--- Start Dataset excerpts ---

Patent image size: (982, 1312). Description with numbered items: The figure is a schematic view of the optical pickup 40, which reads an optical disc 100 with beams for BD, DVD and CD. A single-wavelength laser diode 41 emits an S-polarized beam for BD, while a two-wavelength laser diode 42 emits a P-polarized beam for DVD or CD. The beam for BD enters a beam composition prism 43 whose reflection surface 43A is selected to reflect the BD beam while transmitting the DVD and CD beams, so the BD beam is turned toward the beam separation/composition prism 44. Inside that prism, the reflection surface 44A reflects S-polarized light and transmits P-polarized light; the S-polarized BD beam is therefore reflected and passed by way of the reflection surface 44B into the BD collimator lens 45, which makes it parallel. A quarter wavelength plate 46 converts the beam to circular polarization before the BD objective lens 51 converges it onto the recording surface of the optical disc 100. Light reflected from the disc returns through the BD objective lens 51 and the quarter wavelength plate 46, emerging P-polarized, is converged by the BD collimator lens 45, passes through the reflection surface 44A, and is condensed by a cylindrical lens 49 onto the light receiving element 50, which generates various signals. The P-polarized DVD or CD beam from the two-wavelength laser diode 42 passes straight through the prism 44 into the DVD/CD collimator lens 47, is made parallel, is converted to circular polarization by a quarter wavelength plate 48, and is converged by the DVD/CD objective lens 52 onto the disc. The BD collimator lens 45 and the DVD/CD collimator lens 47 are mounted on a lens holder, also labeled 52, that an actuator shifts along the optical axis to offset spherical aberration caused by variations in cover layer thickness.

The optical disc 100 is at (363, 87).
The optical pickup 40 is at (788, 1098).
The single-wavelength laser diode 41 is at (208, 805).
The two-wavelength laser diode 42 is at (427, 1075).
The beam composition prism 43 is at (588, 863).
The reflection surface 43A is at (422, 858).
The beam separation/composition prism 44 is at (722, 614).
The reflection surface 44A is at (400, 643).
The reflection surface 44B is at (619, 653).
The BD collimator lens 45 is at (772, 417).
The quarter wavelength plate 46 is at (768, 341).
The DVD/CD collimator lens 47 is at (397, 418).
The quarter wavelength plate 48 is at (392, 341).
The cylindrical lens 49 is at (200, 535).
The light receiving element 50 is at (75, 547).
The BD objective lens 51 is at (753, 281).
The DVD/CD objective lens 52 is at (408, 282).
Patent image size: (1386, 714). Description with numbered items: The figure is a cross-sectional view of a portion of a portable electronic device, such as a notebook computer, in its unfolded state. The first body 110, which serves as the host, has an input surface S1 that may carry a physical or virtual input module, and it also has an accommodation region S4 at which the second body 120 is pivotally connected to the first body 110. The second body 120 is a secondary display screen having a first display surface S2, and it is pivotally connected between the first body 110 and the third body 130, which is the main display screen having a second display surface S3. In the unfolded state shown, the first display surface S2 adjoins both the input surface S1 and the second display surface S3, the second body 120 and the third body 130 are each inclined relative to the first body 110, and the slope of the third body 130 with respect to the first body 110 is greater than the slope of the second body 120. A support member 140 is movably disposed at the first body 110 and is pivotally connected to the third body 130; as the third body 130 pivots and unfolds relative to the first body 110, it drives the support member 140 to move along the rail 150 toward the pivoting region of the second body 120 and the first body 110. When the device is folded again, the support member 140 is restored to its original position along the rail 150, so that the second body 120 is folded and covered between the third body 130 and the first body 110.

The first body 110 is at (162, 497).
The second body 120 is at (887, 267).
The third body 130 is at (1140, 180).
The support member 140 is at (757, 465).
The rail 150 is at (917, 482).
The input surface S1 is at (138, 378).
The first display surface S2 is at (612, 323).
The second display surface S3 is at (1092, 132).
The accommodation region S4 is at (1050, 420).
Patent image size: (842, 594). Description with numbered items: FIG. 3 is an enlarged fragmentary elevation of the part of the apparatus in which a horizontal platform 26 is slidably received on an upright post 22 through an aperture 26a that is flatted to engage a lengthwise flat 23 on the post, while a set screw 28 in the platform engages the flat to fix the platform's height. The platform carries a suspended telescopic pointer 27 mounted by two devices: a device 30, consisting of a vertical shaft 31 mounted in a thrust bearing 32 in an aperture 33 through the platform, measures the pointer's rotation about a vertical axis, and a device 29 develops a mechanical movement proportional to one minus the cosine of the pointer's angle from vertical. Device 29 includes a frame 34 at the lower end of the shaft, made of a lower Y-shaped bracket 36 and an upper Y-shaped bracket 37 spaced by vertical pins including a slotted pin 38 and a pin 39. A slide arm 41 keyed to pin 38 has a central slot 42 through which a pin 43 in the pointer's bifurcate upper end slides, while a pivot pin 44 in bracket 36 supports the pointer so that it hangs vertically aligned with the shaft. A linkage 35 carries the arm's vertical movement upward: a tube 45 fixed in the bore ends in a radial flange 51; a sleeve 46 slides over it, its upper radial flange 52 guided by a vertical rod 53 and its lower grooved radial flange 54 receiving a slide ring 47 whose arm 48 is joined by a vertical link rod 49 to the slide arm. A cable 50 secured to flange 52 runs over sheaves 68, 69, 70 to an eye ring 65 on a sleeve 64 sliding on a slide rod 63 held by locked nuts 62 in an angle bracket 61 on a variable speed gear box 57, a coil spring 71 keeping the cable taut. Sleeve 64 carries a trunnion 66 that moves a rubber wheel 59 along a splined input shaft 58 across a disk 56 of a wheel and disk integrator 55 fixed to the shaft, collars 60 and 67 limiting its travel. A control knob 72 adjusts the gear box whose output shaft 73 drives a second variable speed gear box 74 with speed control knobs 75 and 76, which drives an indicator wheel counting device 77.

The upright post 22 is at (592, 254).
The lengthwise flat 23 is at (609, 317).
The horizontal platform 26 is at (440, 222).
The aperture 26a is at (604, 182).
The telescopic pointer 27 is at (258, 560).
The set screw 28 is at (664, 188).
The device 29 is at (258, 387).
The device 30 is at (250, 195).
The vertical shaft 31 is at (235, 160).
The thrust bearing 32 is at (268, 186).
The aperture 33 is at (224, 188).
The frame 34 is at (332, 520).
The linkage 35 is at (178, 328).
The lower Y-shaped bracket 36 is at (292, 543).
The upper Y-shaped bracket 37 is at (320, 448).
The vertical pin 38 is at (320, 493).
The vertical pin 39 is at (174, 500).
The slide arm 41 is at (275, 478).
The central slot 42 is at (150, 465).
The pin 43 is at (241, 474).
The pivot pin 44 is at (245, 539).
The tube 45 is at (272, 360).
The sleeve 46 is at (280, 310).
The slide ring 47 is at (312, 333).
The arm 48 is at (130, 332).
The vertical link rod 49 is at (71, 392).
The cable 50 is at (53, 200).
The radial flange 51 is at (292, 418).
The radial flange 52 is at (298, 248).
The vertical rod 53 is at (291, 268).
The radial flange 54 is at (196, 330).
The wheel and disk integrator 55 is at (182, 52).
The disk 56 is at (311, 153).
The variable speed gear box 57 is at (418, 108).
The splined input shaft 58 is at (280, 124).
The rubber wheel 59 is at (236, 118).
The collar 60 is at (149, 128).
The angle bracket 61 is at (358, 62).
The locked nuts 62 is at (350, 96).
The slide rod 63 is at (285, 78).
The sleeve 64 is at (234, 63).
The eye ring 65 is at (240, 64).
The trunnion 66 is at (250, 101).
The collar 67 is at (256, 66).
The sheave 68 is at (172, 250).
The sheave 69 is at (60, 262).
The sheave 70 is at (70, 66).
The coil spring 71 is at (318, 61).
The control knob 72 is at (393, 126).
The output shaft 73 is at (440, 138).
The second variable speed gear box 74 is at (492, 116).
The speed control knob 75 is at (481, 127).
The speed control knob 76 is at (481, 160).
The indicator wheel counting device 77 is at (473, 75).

--- End Dataset excerpts ---

What is required
Render every line of the records above as a Markdown table with two columns, "Row" and "Line". Number the rows in order and skip blank lines.

Correct result
| Row | Line |
|---|---|
| 1 | Patent image size: (982, 1312). Description with numbered items: The figure is a schematic view of the optical pickup 40, which reads an optical disc 100 with beams for BD, DVD and CD. A single-wavelength laser diode 41 emits an S-polarized beam for BD, while a two-wavelength laser diode 42 emits a P-polarized beam for DVD or CD. The beam for BD enters a beam composition prism 43 whose reflection surface 43A is selected to reflect the BD beam while transmitting the DVD and CD beams, so the BD beam is turned toward the beam separation/composition prism 44. Inside that prism, the reflection surface 44A reflects S-polarized light and transmits P-polarized light; the S-polarized BD beam is therefore reflected and passed by way of the reflection surface 44B into the BD collimator lens 45, which makes it parallel. A quarter wavelength plate 46 converts the beam to circular polarization before the BD objective lens 51 converges it onto the recording surface of the optical disc 100. Light reflected from the disc returns through the BD objective lens 51 and the quarter wavelength plate 46, emerging P-polarized, is converged by the BD collimator lens 45, passes through the reflection surface 44A, and is condensed by a cylindrical lens 49 onto the light receiving element 50, which generates various signals. The P-polarized DVD or CD beam from the two-wavelength laser diode 42 passes straight through the prism 44 into the DVD/CD collimator lens 47, is made parallel, is converted to circular polarization by a quarter wavelength plate 48, and is converged by the DVD/CD objective lens 52 onto the disc. The BD collimator lens 45 and the DVD/CD collimator lens 47 are mounted on a lens holder, also labeled 52, that an actuator shifts along the optical axis to offset spherical aberration caused by variations in cover layer thickness. |
| 2 | The optical disc 100 is at (363, 87). |
| 3 | The optical pickup 40 is at (788, 1098). |
| 4 | The single-wavelength laser diode 41 is at (208, 805). |
| 5 | The two-wavelength laser diode 42 is at (427, 1075). |
| 6 | The beam composition prism 43 is at (588, 863). |
| 7 | The reflection surface 43A is at (422, 858). |
| 8 | The beam separation/composition prism 44 is at (722, 614). |
| 9 | The reflection surface 44A is at (400, 643). |
| 10 | The reflection surface 44B is at (619, 653). |
| 11 | The BD collimator lens 45 is at (772, 417). |
| 12 | The quarter wavelength plate 46 is at (768, 341). |
| 13 | The DVD/CD collimator lens 47 is at (397, 418). |
| 14 | The quarter wavelength plate 48 is at (392, 341). |
| 15 | The cylindrical lens 49 is at (200, 535). |
| 16 | The light receiving element 50 is at (75, 547). |
| 17 | The BD objective lens 51 is at (753, 281). |
| 18 | The DVD/CD objective lens 52 is at (408, 282). |
| 19 | Patent image size: (1386, 714). Description with numbered items: The figure is a cross-sectional view of a portion of a portable electronic device, such as a notebook computer, in its unfolded state. The first body 110, which serves as the host, has an input surface S1 that may carry a physical or virtual input module, and it also has an accommodation region S4 at which the second body 120 is pivotally connected to the first body 110. The second body 120 is a secondary display screen having a first display surface S2, and it is pivotally connected between the first body 110 and the third body 130, which is the main display screen having a second display surface S3. In the unfolded state shown, the first display surface S2 adjoins both the input surface S1 and the second display surface S3, the second body 120 and the third body 130 are each inclined relative to the first body 110, and the slope of the third body 130 with respect to the first body 110 is greater than the slope of the second body 120. A support member 140 is movably disposed at the first body 110 and is pivotally connected to the third body 130; as the third body 130 pivots and unfolds relative to the first body 110, it drives the support member 140 to move along the rail 150 toward the pivoting region of the second body 120 and the first body 110. When the device is folded again, the support member 140 is restored to its original position along the rail 150, so that the second body 120 is folded and covered between the third body 130 and the first body 110. |
| 20 | The first body 110 is at (162, 497). |
| 21 | The second body 120 is at (887, 267). |
| 22 | The third body 130 is at (1140, 180). |
| 23 | The support member 140 is at (757, 465). |
| 24 | The rail 150 is at (917, 482). |
| 25 | The input surface S1 is at (138, 378). |
| 26 | The first display surface S2 is at (612, 323). |
| 27 | The second display surface S3 is at (1092, 132). |
| 28 | The accommodation region S4 is at (1050, 420). |
| 29 | Patent image size: (842, 594). Description with numbered items: FIG. 3 is an enlarged fragmentary elevation of the part of the apparatus in which a horizontal platform 26 is slidably received on an upright post 22 through an aperture 26a that is flatted to engage a lengthwise flat 23 on the post, while a set screw 28 in the platform engages the flat to fix the platform's height. The platform carries a suspended telescopic pointer 27 mounted by two devices: a device 30, consisting of a vertical shaft 31 mounted in a thrust bearing 32 in an aperture 33 through the platform, measures the pointer's rotation about a vertical axis, and a device 29 develops a mechanical movement proportional to one minus the cosine of the pointer's angle from vertical. Device 29 includes a frame 34 at the lower end of the shaft, made of a lower Y-shaped bracket 36 and an upper Y-shaped bracket 37 spaced by vertical pins including a slotted pin 38 and a pin 39. A slide arm 41 keyed to pin 38 has a central slot 42 through which a pin 43 in the pointer's bifurcate upper end slides, while a pivot pin 44 in bracket 36 supports the pointer so that it hangs vertically aligned with the shaft. A linkage 35 carries the arm's vertical movement upward: a tube 45 fixed in the bore ends in a radial flange 51; a sleeve 46 slides over it, its upper radial flange 52 guided by a vertical rod 53 and its lower grooved radial flange 54 receiving a slide ring 47 whose arm 48 is joined by a vertical link rod 49 to the slide arm. A cable 50 secured to flange 52 runs over sheaves 68, 69, 70 to an eye ring 65 on a sleeve 64 sliding on a slide rod 63 held by locked nuts 62 in an angle bracket 61 on a variable speed gear box 57, a coil spring 71 keeping the cable taut. Sleeve 64 carries a trunnion 66 that moves a rubber wheel 59 along a splined input shaft 58 across a disk 56 of a wheel and disk integrator 55 fixed to the shaft, collars 60 and 67 limiting its travel. A control knob 72 adjusts the gear box whose output shaft 73 drives a second variable speed gear box 74 with speed control knobs 75 and 76, which drives an indicator wheel counting device 77. |
| 30 | The upright post 22 is at (592, 254). |
| 31 | The lengthwise flat 23 is at (609, 317). |
| 32 | The horizontal platform 26 is at (440, 222). |
| 33 | The aperture 26a is at (604, 182). |
| 34 | The telescopic pointer 27 is at (258, 560). |
| 35 | The set screw 28 is at (664, 188). |
| 36 | The device 29 is at (258, 387). |
| 37 | The device 30 is at (250, 195). |
| 38 | The vertical shaft 31 is at (235, 160). |
| 39 | The thrust bearing 32 is at (268, 186). |
| 40 | The aperture 33 is at (224, 188). |
| 41 | The frame 34 is at (332, 520). |
| 42 | The linkage 35 is at (178, 328). |
| 43 | The lower Y-shaped bracket 36 is at (292, 543). |
| 44 | The upper Y-shaped bracket 37 is at (320, 448). |
| 45 | The vertical pin 38 is at (320, 493). |
| 46 | The vertical pin 39 is at (174, 500). |
| 47 | The slide arm 41 is at (275, 478). |
| 48 | The central slot 42 is at (150, 465). |
| 49 | The pin 43 is at (241, 474). |
| 50 | The pivot pin 44 is at (245, 539). |
| 51 | The tube 45 is at (272, 360). |
| 52 | The sleeve 46 is at (280, 310). |
| 53 | The slide ring 47 is at (312, 333). |
| 54 | The arm 48 is at (130, 332). |
| 55 | The vertical link rod 49 is at (71, 392). |
| 56 | The cable 50 is at (53, 200). |
| 57 | The radial flange 51 is at (292, 418). |
| 58 | The radial flange 52 is at (298, 248). |
| 59 | The vertical rod 53 is at (291, 268). |
| 60 | The radial flange 54 is at (196, 330). |
| 61 | The wheel and disk integrator 55 is at (182, 52). |
| 62 | The disk 56 is at (311, 153). |
| 63 | The variable speed gear box 57 is at (418, 108). |
| 64 | The splined input shaft 58 is at (280, 124). |
| 65 | The rubber wheel 59 is at (236, 118). |
| 66 | The collar 60 is at (149, 128). |
| 67 | The angle bracket 61 is at (358, 62). |
| 68 | The locked nuts 62 is at (350, 96). |
| 69 | The slide rod 63 is at (285, 78). |
| 70 | The sleeve 64 is at (234, 63). |
| 71 | The eye ring 65 is at (240, 64). |
| 72 | The trunnion 66 is at (250, 101). |
| 73 | The collar 67 is at (256, 66). |
| 74 | The sheave 68 is at (172, 250). |
| 75 | The sheave 69 is at (60, 262). |
| 76 | The sheave 70 is at (70, 66). |
| 77 | The coil spring 71 is at (318, 61). |
| 78 | The control knob 72 is at (393, 126). |
| 79 | The output shaft 73 is at (440, 138). |
| 80 | The second variable speed gear box 74 is at (492, 116). |
| 81 | The speed control knob 75 is at (481, 127). |
| 82 | The speed control knob 76 is at (481, 160). |
| 83 | The indicator wheel counting device 77 is at (473, 75). |